WHAT IS NEEDED
Filter the listing and keep only the lines with the word "سيجزيهم".

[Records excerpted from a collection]
— Start —

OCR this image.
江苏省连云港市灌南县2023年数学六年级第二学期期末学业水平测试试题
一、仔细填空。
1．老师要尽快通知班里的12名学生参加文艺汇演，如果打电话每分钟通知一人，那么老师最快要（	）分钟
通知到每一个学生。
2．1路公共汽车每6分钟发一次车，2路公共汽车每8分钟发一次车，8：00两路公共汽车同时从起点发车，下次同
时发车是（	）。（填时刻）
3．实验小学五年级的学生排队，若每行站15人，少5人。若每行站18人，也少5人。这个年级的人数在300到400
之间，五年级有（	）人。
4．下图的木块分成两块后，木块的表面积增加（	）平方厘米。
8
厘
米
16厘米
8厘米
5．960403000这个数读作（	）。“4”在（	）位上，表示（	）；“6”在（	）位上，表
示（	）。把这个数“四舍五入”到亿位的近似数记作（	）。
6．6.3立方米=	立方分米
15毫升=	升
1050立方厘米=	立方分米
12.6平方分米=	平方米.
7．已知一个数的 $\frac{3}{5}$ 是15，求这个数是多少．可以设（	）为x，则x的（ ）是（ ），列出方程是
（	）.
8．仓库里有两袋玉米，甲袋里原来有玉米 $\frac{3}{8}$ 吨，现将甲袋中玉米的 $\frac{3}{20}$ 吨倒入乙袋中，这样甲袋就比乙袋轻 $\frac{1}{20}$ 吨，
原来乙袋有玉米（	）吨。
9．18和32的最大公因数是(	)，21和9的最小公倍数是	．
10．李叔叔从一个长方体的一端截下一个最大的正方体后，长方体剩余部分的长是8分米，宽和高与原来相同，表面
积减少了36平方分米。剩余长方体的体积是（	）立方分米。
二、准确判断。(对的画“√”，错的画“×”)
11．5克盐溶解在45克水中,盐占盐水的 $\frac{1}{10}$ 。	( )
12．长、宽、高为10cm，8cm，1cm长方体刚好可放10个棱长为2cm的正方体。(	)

— End —
— Start —

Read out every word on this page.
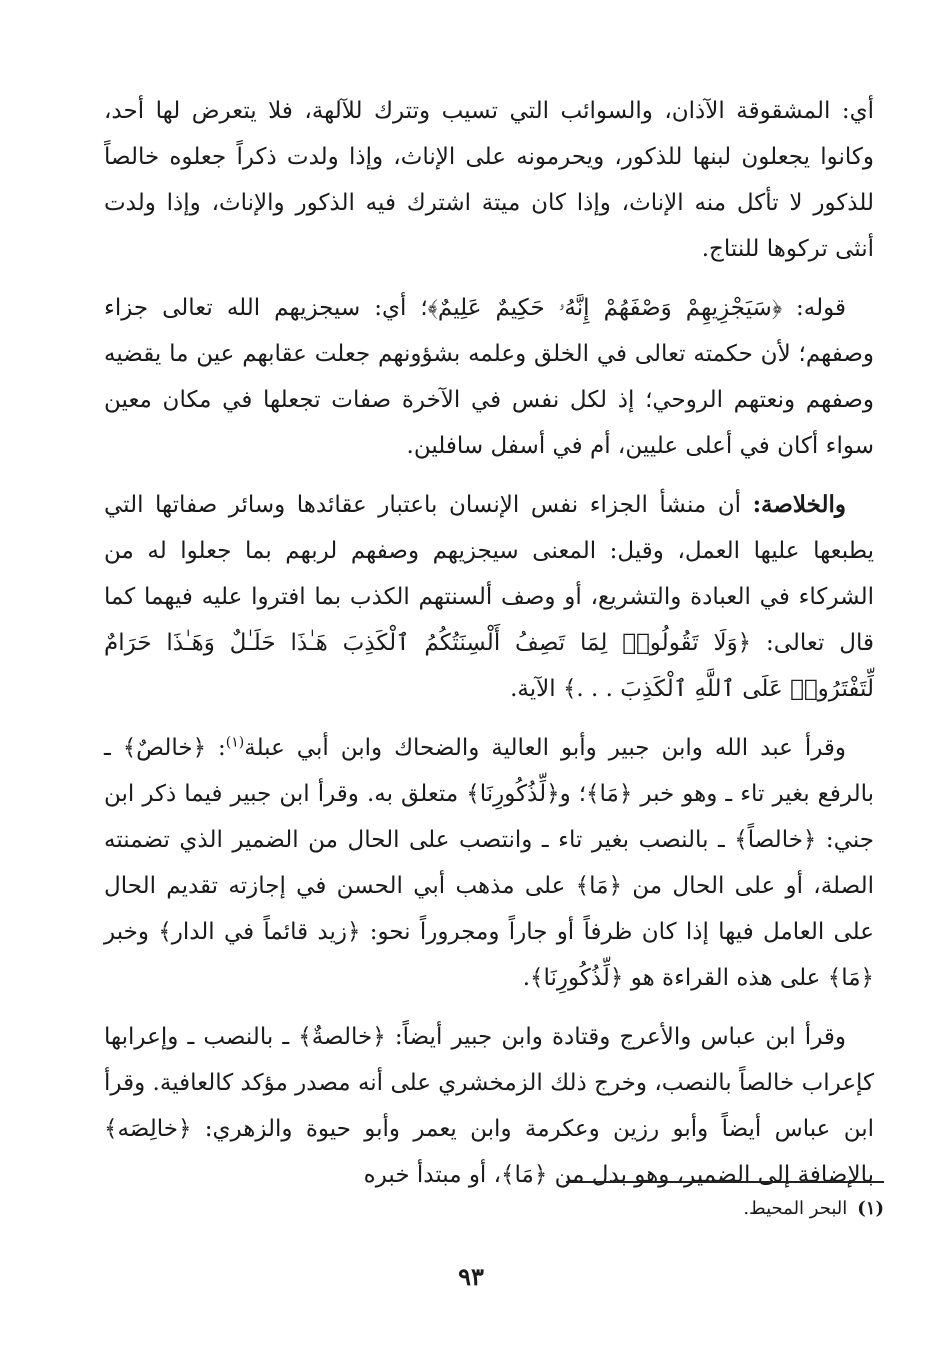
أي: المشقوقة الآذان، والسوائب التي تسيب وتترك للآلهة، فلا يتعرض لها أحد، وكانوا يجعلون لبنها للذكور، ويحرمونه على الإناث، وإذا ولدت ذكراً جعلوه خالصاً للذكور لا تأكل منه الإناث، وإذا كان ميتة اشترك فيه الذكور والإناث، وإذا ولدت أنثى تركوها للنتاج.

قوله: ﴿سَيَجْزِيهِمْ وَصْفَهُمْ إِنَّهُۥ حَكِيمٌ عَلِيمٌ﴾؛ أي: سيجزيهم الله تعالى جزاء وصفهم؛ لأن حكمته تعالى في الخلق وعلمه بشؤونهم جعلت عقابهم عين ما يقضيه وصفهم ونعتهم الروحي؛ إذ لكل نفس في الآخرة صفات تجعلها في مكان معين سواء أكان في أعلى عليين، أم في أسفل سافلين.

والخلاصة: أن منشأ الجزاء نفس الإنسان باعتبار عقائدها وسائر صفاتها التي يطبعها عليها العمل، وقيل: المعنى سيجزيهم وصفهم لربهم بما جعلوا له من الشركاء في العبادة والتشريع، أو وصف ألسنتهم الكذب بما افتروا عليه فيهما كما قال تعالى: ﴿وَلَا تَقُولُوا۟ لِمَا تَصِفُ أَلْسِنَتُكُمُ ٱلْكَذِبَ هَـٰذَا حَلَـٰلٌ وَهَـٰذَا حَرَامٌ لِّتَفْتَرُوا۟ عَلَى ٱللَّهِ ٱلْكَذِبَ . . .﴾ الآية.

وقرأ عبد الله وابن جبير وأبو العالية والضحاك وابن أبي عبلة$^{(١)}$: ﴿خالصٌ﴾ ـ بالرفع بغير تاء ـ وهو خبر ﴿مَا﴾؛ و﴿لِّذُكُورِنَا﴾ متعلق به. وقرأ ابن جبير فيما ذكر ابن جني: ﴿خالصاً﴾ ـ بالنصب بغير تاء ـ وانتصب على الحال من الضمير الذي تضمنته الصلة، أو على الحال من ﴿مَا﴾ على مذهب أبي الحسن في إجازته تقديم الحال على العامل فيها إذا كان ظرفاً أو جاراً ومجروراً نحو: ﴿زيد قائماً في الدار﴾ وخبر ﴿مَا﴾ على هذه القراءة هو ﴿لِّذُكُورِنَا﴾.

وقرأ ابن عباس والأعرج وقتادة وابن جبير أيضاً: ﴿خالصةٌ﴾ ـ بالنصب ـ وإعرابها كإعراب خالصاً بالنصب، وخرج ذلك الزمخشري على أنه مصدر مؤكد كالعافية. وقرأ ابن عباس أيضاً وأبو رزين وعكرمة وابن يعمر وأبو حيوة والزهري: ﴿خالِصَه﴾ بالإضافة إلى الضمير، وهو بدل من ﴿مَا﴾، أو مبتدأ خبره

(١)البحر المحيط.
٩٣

— End —

THE REPLY
قوله: ﴿سَيَجْزِيهِمْ وَصْفَهُمْ إِنَّهُۥ حَكِيمٌ عَلِيمٌ﴾؛ أي: سيجزيهم الله تعالى جزاء وصفهم؛ لأن حكمته تعالى في الخلق وعلمه بشؤونهم جعلت عقابهم عين ما يقضيه وصفهم ونعتهم الروحي؛ إذ لكل نفس في الآخرة صفات تجعلها في مكان معين سواء أكان في أعلى عليين، أم في أسفل سافلين.
والخلاصة: أن منشأ الجزاء نفس الإنسان باعتبار عقائدها وسائر صفاتها التي يطبعها عليها العمل، وقيل: المعنى سيجزيهم وصفهم لربهم بما جعلوا له من الشركاء في العبادة والتشريع، أو وصف ألسنتهم الكذب بما افتروا عليه فيهما كما قال تعالى: ﴿وَلَا تَقُولُوا۟ لِمَا تَصِفُ أَلْسِنَتُكُمُ ٱلْكَذِبَ هَـٰذَا حَلَـٰلٌ وَهَـٰذَا حَرَامٌ لِّتَفْتَرُوا۟ عَلَى ٱللَّهِ ٱلْكَذِبَ . . .﴾ الآية.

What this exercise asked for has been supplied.